● **SET TASK**: Write the data below out exactly as it stands. Do not include the pictures.

## Start

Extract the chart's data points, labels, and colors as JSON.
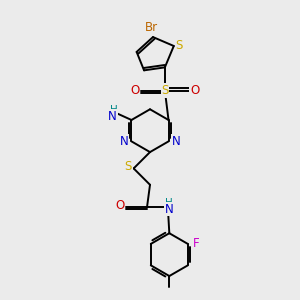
{
  "bg_color": "#ebebeb",
  "atom_colors": {
    "C": "#000000",
    "N": "#0000cc",
    "O": "#cc0000",
    "S": "#ccaa00",
    "Br": "#bb6600",
    "F": "#cc00cc",
    "H": "#008888"
  },
  "bond_color": "#000000",
  "bond_width": 1.4,
  "font_size": 8.5
}
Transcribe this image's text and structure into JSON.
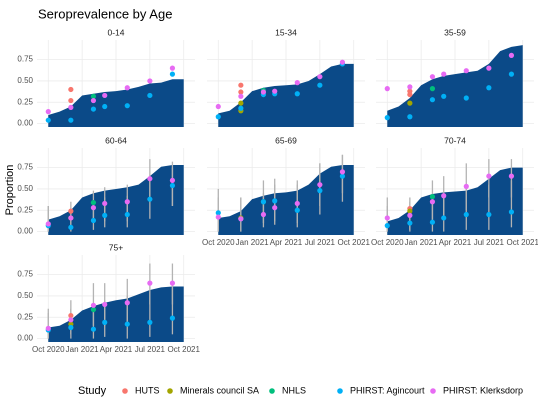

## End

● **RESPONSE TO THE EXERCISE**:
Extract the chart's data points, labels, and colors as JSON.
{
  "bg_color": "#ebebeb",
  "atom_colors": {
    "C": "#000000",
    "N": "#0000cc",
    "O": "#cc0000",
    "S": "#ccaa00",
    "Br": "#bb6600",
    "F": "#cc00cc",
    "H": "#008888"
  },
  "bond_color": "#000000",
  "bond_width": 1.4,
  "font_size": 8.5
}
Transcribe this image's text and structure into JSON.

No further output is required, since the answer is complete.